* To be done:
What follows is a listing; give it again exactly, in its entirety.

--- start Records to process ---

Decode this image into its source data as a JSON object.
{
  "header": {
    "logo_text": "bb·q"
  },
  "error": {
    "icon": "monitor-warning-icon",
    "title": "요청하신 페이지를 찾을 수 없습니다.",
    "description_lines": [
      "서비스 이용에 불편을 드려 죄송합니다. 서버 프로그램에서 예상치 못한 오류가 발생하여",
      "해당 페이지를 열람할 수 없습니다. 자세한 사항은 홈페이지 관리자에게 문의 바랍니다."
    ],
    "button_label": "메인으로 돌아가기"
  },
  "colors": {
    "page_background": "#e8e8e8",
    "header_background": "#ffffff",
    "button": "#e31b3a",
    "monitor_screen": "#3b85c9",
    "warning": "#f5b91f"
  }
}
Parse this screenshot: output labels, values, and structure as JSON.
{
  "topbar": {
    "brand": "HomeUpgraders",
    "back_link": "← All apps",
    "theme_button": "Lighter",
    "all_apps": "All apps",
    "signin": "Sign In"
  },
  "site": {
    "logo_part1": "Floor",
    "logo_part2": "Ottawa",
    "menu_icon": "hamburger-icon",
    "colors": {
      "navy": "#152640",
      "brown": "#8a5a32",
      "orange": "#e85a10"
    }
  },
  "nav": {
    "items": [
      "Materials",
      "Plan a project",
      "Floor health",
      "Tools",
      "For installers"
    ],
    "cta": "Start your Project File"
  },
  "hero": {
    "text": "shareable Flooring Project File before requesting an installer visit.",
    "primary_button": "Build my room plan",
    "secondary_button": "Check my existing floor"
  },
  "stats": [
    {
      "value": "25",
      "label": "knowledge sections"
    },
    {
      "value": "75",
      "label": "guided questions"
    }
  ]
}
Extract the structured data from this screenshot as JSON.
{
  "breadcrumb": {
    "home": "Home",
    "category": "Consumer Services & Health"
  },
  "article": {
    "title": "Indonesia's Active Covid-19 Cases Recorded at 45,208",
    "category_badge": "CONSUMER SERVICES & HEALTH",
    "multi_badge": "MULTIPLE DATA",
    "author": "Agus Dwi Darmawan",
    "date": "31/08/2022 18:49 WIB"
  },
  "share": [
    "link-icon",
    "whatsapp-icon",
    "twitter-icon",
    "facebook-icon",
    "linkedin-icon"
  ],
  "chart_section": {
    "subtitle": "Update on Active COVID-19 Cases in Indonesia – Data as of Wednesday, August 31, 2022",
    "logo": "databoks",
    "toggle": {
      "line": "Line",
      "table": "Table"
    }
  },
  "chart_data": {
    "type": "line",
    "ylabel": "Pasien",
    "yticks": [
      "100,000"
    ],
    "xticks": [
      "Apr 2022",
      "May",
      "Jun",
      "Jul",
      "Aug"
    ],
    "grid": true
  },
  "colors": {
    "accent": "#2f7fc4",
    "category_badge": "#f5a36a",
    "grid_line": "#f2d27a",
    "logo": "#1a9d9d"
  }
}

--- end Records to process ---

* Task solution:
Decode this image into its source data as a JSON object.
{
  "header": {
    "logo_text": "bb·q"
  },
  "error": {
    "icon": "monitor-warning-icon",
    "title": "요청하신 페이지를 찾을 수 없습니다.",
    "description_lines": [
      "서비스 이용에 불편을 드려 죄송합니다. 서버 프로그램에서 예상치 못한 오류가 발생하여",
      "해당 페이지를 열람할 수 없습니다. 자세한 사항은 홈페이지 관리자에게 문의 바랍니다."
    ],
    "button_label": "메인으로 돌아가기"
  },
  "colors": {
    "page_background": "#e8e8e8",
    "header_background": "#ffffff",
    "button": "#e31b3a",
    "monitor_screen": "#3b85c9",
    "warning": "#f5b91f"
  }
}
Parse this screenshot: output labels, values, and structure as JSON.
{
  "topbar": {
    "brand": "HomeUpgraders",
    "back_link": "← All apps",
    "theme_button": "Lighter",
    "all_apps": "All apps",
    "signin": "Sign In"
  },
  "site": {
    "logo_part1": "Floor",
    "logo_part2": "Ottawa",
    "menu_icon": "hamburger-icon",
    "colors": {
      "navy": "#152640",
      "brown": "#8a5a32",
      "orange": "#e85a10"
    }
  },
  "nav": {
    "items": [
      "Materials",
      "Plan a project",
      "Floor health",
      "Tools",
      "For installers"
    ],
    "cta": "Start your Project File"
  },
  "hero": {
    "text": "shareable Flooring Project File before requesting an installer visit.",
    "primary_button": "Build my room plan",
    "secondary_button": "Check my existing floor"
  },
  "stats": [
    {
      "value": "25",
      "label": "knowledge sections"
    },
    {
      "value": "75",
      "label": "guided questions"
    }
  ]
}
Extract the structured data from this screenshot as JSON.
{
  "breadcrumb": {
    "home": "Home",
    "category": "Consumer Services & Health"
  },
  "article": {
    "title": "Indonesia's Active Covid-19 Cases Recorded at 45,208",
    "category_badge": "CONSUMER SERVICES & HEALTH",
    "multi_badge": "MULTIPLE DATA",
    "author": "Agus Dwi Darmawan",
    "date": "31/08/2022 18:49 WIB"
  },
  "share": [
    "link-icon",
    "whatsapp-icon",
    "twitter-icon",
    "facebook-icon",
    "linkedin-icon"
  ],
  "chart_section": {
    "subtitle": "Update on Active COVID-19 Cases in Indonesia – Data as of Wednesday, August 31, 2022",
    "logo": "databoks",
    "toggle": {
      "line": "Line",
      "table": "Table"
    }
  },
  "chart_data": {
    "type": "line",
    "ylabel": "Pasien",
    "yticks": [
      "100,000"
    ],
    "xticks": [
      "Apr 2022",
      "May",
      "Jun",
      "Jul",
      "Aug"
    ],
    "grid": true
  },
  "colors": {
    "accent": "#2f7fc4",
    "category_badge": "#f5a36a",
    "grid_line": "#f2d27a",
    "logo": "#1a9d9d"
  }
}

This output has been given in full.